Written task:
Go through the material below and copy each line where the word "screenshot" appears.

Dataset items
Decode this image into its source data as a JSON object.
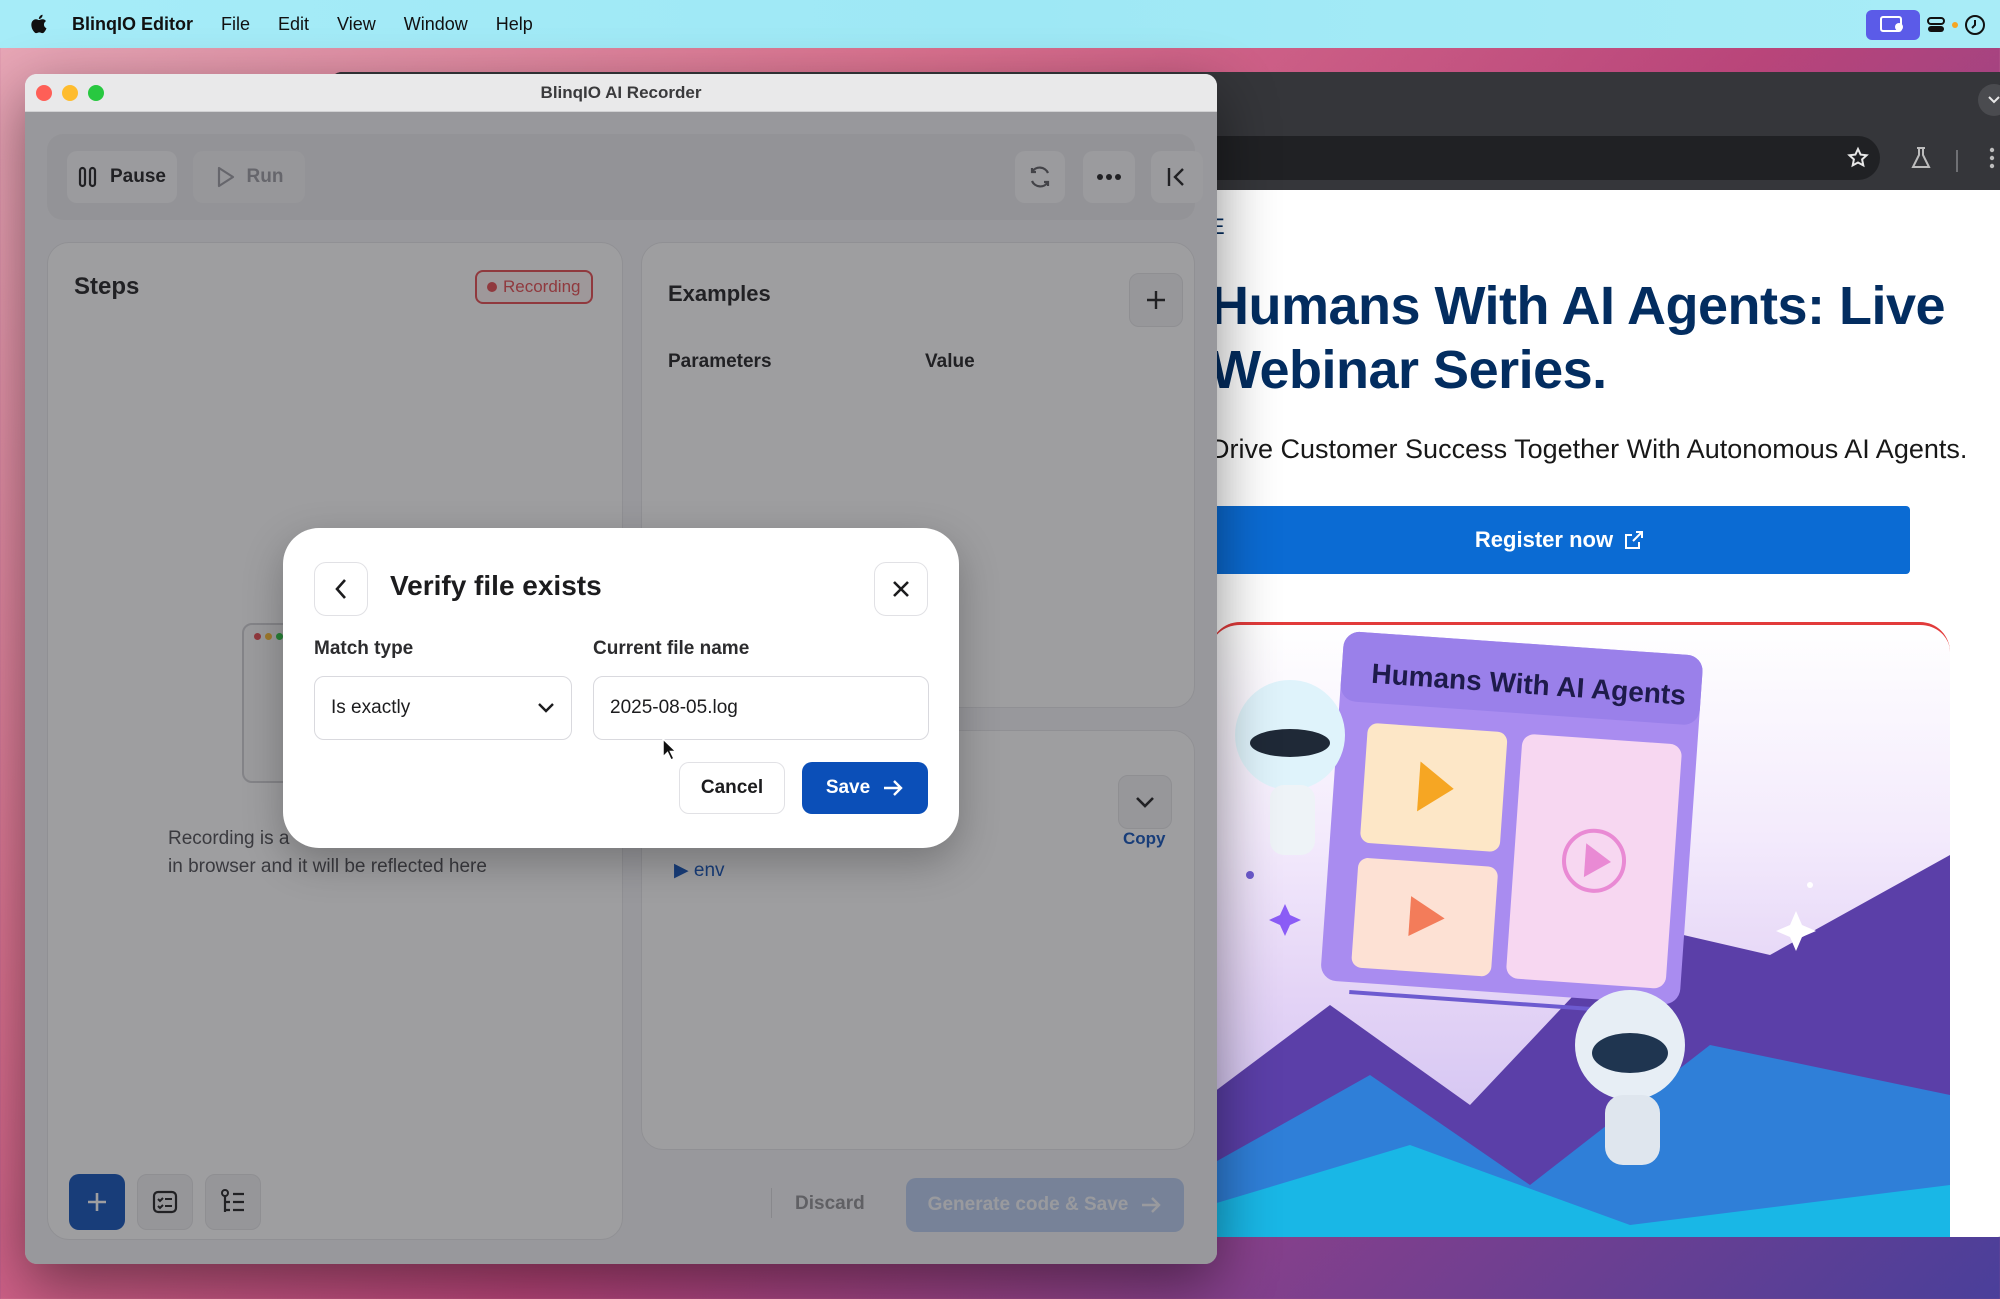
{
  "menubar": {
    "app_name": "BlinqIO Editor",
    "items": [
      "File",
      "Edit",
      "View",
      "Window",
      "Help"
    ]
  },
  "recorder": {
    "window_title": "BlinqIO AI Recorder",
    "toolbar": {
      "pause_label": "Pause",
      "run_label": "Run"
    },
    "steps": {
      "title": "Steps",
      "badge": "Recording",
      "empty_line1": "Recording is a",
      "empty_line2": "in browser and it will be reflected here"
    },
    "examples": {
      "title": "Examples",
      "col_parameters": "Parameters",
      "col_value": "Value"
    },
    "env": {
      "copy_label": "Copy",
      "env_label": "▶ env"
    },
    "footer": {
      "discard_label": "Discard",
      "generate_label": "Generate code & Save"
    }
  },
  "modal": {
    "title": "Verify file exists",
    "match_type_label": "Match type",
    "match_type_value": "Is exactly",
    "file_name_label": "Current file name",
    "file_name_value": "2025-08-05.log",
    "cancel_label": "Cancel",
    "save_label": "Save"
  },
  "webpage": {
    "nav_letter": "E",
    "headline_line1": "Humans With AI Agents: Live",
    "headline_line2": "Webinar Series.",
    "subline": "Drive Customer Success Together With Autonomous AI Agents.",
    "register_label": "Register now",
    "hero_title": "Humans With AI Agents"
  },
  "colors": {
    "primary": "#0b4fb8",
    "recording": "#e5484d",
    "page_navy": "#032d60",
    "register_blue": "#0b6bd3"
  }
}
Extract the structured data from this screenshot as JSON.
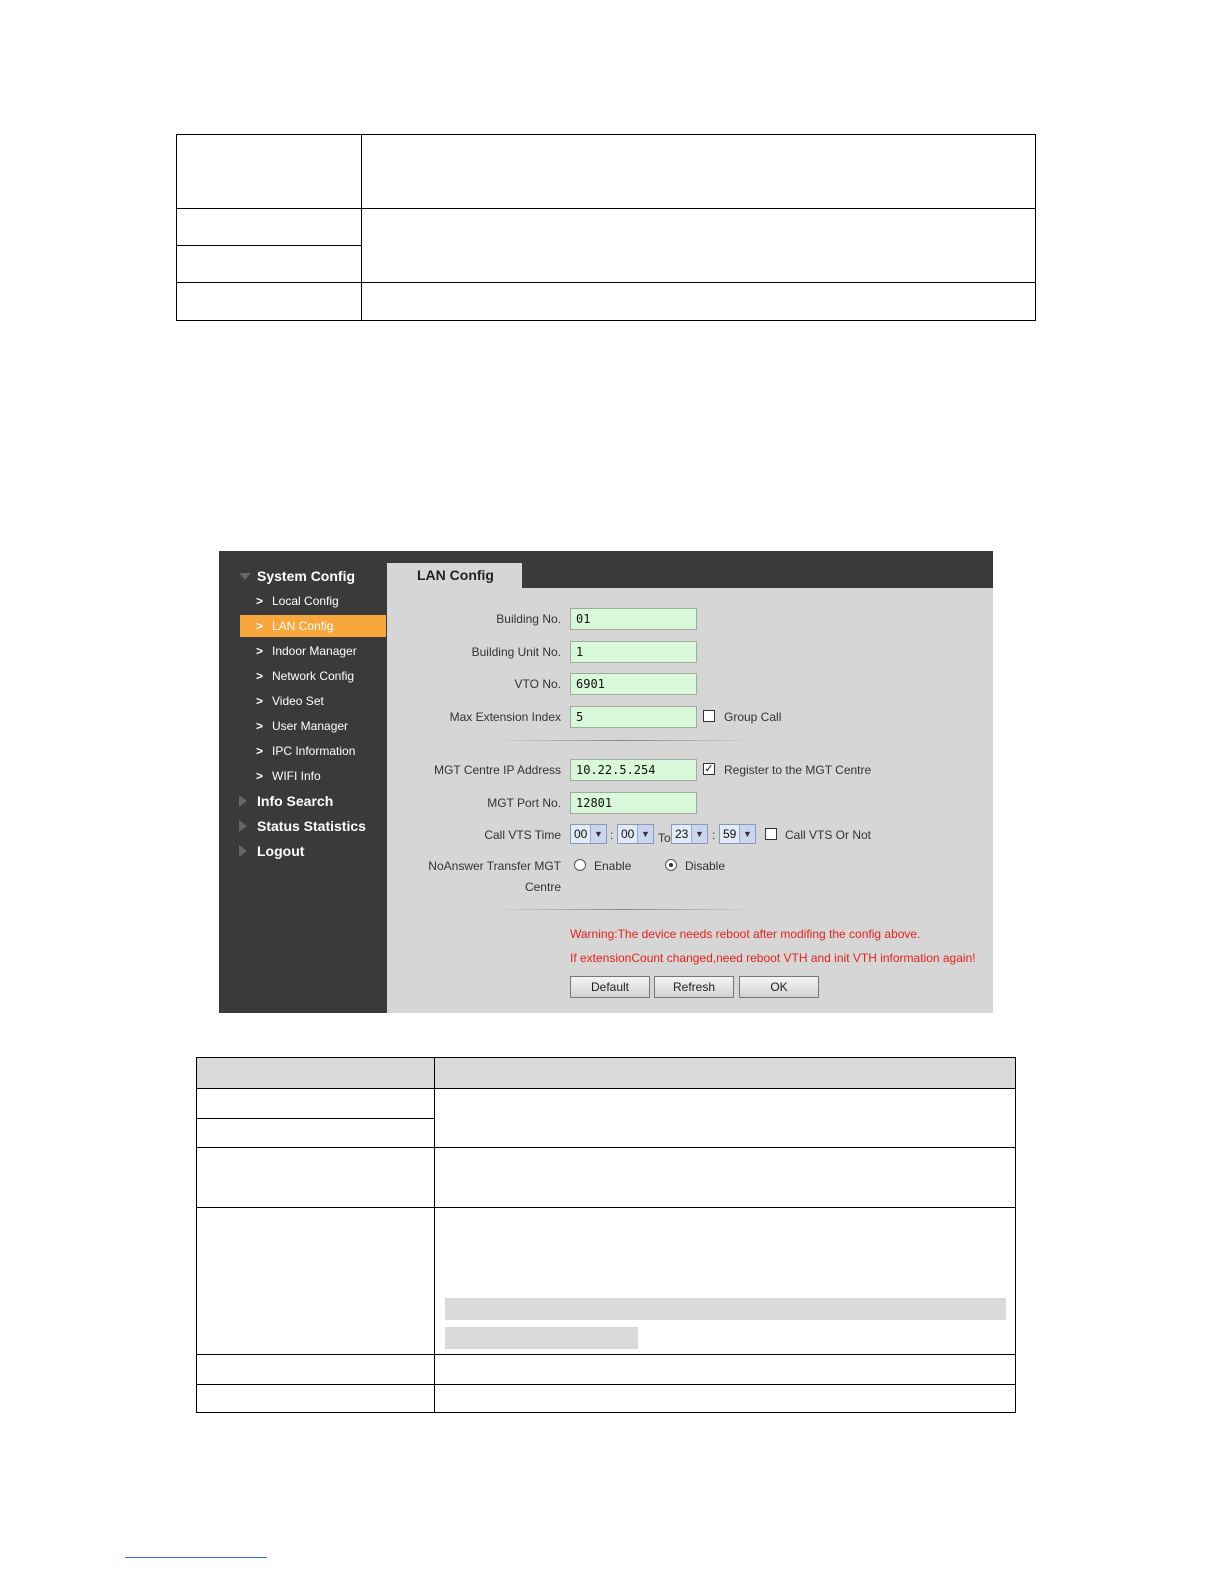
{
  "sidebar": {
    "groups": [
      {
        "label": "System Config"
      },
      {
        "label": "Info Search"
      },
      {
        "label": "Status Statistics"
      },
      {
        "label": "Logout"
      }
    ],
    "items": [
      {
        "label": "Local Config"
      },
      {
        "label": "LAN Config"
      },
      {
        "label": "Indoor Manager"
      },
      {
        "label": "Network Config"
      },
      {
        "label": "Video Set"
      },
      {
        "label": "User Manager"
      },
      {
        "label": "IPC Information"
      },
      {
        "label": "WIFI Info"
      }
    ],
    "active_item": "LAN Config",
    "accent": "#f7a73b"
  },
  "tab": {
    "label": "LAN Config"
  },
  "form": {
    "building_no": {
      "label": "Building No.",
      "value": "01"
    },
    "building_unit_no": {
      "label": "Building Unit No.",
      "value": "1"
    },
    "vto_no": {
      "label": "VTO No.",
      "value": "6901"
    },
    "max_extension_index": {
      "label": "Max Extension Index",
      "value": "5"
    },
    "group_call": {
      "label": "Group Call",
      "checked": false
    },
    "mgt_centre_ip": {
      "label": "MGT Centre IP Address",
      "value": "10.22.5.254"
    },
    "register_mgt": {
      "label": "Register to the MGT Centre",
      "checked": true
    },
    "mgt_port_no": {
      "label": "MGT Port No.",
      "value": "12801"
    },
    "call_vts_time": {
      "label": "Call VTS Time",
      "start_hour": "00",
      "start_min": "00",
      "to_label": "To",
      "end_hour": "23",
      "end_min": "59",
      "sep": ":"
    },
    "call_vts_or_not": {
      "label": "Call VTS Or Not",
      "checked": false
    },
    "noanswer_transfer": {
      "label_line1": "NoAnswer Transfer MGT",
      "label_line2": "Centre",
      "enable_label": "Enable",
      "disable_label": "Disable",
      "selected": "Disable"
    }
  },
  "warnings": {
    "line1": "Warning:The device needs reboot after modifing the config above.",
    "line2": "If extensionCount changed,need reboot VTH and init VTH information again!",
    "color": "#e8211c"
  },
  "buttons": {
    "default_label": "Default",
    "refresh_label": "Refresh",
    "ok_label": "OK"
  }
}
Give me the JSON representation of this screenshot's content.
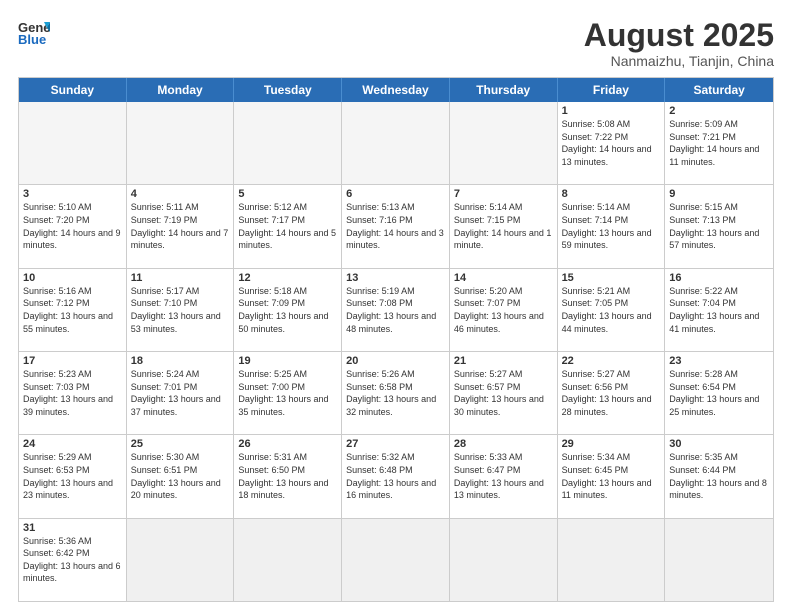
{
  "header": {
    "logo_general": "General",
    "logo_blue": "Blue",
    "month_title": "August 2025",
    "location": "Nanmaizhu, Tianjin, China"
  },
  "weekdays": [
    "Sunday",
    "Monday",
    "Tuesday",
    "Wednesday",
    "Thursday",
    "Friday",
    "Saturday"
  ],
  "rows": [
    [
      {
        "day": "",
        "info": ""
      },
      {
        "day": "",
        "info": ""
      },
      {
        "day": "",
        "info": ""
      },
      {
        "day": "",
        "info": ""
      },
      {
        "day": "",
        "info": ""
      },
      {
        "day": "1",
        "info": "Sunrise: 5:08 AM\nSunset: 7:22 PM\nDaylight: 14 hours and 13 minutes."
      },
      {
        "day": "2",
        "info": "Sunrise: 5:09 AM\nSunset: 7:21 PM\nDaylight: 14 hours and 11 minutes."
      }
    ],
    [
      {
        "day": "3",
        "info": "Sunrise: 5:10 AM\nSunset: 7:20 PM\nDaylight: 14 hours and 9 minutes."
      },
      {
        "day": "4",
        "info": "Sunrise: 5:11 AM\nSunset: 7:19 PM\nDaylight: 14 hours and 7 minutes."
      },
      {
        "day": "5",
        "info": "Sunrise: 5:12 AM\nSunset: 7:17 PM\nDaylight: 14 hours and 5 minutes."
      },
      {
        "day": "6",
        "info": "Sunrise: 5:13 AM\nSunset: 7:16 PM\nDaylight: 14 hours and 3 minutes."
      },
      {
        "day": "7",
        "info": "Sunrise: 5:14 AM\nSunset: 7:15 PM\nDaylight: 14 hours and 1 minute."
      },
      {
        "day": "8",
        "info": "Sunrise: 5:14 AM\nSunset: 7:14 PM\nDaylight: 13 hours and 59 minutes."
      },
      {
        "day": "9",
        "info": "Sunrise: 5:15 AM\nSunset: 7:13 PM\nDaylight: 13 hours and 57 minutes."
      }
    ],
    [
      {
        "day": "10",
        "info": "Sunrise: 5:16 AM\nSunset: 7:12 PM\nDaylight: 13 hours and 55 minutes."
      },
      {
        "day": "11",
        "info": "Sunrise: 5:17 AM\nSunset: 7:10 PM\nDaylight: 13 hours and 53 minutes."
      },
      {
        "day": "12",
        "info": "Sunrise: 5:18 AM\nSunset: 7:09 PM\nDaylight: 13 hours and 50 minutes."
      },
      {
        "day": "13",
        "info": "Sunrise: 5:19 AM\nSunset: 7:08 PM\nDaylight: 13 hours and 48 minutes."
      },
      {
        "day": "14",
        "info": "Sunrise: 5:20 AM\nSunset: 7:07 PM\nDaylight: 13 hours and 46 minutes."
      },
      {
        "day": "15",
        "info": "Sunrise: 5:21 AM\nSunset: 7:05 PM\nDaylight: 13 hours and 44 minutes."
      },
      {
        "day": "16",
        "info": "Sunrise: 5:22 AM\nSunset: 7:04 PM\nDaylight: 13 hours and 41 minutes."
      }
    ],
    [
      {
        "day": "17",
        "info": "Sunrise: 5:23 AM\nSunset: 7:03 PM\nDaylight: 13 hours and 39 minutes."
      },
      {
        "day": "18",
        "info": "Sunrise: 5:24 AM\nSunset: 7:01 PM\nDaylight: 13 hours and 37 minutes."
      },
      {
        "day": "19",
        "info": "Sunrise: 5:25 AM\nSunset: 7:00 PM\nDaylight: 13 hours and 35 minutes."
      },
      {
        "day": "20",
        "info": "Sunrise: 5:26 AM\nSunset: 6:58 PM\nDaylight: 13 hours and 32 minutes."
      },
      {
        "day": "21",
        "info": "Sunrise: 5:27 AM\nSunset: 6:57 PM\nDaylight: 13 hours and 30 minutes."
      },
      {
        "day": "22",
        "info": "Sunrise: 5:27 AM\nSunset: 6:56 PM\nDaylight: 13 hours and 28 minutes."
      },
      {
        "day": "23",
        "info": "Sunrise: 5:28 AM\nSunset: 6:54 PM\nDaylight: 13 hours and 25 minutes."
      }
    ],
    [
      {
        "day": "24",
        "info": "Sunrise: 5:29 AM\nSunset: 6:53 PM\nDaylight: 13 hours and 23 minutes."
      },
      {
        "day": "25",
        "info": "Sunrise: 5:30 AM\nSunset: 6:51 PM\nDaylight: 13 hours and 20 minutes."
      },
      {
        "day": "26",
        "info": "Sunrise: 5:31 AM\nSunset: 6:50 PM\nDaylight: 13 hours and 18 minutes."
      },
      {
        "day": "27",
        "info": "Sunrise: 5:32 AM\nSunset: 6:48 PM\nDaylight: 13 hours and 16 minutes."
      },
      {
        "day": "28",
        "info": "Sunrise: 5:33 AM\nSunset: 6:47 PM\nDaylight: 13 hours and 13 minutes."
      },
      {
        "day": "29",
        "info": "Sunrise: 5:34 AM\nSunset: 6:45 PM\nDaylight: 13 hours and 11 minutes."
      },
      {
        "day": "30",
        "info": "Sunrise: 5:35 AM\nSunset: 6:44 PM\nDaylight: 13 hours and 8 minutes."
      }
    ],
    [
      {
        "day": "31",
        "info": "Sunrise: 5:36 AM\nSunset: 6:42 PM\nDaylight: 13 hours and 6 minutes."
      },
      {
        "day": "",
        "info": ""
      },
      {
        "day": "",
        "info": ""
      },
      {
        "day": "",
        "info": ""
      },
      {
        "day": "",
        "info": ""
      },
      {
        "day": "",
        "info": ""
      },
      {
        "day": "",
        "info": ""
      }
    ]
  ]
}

Reply to the task:
Extract the structured data from this screenshot as JSON.
Give me the JSON representation of this screenshot's content.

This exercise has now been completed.